Provided records =>
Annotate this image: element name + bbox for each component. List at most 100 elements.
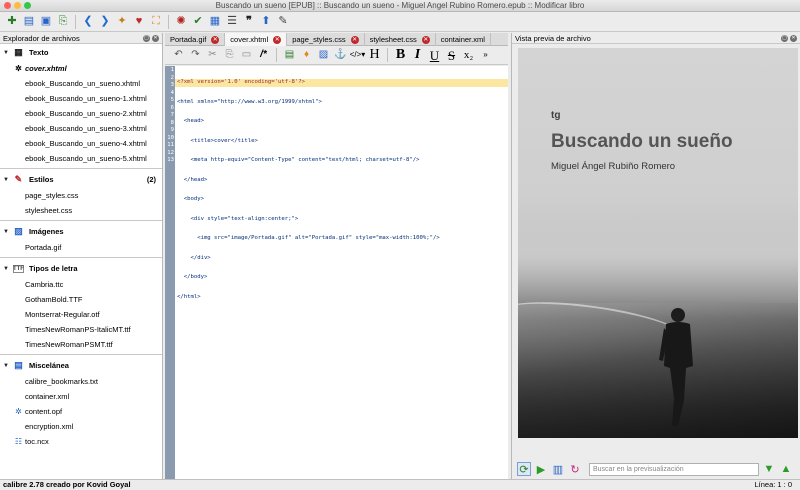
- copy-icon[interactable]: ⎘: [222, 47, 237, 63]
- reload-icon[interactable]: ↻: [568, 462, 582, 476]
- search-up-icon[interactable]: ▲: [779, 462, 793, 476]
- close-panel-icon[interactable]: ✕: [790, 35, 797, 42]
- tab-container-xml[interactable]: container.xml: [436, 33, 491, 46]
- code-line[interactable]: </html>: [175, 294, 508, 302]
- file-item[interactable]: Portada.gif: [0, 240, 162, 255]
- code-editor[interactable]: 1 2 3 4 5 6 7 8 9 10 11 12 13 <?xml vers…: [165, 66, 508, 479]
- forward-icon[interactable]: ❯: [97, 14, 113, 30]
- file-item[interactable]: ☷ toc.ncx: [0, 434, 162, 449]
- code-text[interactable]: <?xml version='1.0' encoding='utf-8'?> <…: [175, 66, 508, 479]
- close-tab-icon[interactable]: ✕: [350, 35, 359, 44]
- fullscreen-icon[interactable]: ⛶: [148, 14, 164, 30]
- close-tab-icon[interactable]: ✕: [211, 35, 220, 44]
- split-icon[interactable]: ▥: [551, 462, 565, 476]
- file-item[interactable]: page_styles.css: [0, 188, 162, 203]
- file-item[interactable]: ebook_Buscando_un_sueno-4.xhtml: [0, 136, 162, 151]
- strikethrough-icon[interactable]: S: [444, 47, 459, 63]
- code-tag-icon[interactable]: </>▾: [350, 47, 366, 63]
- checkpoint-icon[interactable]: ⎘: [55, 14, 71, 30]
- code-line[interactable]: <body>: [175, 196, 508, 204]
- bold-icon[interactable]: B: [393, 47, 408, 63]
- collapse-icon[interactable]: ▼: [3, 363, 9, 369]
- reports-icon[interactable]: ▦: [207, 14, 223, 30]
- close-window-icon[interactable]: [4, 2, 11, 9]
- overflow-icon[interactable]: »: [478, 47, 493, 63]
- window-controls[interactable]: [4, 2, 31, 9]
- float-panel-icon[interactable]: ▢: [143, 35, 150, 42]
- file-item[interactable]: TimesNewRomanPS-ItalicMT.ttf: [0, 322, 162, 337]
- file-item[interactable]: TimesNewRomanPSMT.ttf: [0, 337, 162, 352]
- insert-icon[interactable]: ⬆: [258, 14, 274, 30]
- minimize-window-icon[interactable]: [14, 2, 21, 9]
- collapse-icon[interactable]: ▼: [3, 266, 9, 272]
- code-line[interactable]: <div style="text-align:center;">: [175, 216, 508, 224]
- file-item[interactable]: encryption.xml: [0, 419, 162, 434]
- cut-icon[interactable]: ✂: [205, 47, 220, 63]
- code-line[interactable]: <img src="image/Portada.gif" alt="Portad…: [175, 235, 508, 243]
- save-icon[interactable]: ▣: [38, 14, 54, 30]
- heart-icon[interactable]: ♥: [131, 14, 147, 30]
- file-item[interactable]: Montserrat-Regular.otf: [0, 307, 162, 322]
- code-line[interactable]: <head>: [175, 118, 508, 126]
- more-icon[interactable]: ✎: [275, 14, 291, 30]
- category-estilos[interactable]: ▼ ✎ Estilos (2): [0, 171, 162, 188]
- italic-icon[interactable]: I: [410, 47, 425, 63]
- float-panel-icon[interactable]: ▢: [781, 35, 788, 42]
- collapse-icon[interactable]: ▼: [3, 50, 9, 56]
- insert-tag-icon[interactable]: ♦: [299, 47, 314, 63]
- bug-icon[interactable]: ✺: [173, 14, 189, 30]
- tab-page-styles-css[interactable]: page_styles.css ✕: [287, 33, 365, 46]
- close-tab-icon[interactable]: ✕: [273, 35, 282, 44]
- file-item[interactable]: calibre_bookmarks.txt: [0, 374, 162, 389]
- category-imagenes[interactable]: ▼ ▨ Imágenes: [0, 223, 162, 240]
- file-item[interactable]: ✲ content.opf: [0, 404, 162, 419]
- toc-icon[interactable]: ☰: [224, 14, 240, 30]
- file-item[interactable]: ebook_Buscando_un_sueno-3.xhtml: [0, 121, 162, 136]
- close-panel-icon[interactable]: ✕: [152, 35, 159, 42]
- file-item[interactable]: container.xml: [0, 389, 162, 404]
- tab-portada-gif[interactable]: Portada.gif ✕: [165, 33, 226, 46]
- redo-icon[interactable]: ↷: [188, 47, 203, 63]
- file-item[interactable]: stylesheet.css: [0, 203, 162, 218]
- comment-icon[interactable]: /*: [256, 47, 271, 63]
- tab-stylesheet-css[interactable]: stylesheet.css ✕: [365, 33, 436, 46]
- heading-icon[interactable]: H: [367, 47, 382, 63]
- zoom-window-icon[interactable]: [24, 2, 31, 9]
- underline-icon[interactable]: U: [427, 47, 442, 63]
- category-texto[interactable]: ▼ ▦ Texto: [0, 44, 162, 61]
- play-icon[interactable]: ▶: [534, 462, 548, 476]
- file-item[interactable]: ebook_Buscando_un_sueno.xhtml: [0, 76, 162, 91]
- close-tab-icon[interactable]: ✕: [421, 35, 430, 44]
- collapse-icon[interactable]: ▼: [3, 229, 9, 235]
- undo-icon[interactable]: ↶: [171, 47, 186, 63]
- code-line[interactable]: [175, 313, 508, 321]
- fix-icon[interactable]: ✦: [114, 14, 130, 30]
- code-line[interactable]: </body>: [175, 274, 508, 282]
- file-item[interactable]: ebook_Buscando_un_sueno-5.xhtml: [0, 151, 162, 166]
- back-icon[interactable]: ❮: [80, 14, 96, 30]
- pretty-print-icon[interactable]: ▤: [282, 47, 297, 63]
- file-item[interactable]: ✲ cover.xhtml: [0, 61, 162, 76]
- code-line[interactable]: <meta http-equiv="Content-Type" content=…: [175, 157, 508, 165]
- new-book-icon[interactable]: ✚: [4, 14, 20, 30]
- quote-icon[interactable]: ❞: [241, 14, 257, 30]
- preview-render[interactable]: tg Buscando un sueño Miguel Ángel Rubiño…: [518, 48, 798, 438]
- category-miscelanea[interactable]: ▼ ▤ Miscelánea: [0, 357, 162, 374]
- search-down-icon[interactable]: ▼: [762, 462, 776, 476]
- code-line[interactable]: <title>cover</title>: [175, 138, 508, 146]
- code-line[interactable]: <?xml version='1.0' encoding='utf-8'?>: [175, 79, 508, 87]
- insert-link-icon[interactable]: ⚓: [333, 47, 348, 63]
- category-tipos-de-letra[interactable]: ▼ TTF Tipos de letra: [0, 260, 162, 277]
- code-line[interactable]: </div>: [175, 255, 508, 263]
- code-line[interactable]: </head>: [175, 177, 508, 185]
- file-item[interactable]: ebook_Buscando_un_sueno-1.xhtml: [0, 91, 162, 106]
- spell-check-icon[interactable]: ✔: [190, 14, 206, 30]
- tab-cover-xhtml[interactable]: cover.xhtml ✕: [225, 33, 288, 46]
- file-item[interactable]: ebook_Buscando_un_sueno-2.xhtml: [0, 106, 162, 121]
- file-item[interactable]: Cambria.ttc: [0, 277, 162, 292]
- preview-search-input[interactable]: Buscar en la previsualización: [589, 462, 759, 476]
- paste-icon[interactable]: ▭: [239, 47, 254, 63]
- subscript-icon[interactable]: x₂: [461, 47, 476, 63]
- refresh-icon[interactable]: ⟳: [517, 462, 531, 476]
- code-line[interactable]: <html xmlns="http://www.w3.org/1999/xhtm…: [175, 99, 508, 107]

Problem details =>
Please return all lines above in which the string "panel" is found.

Answer section =>
- close-panel-icon[interactable]: ✕: [790, 35, 797, 42]
- float-panel-icon[interactable]: ▢: [143, 35, 150, 42]
- float-panel-icon[interactable]: ▢: [781, 35, 788, 42]
- close-panel-icon[interactable]: ✕: [152, 35, 159, 42]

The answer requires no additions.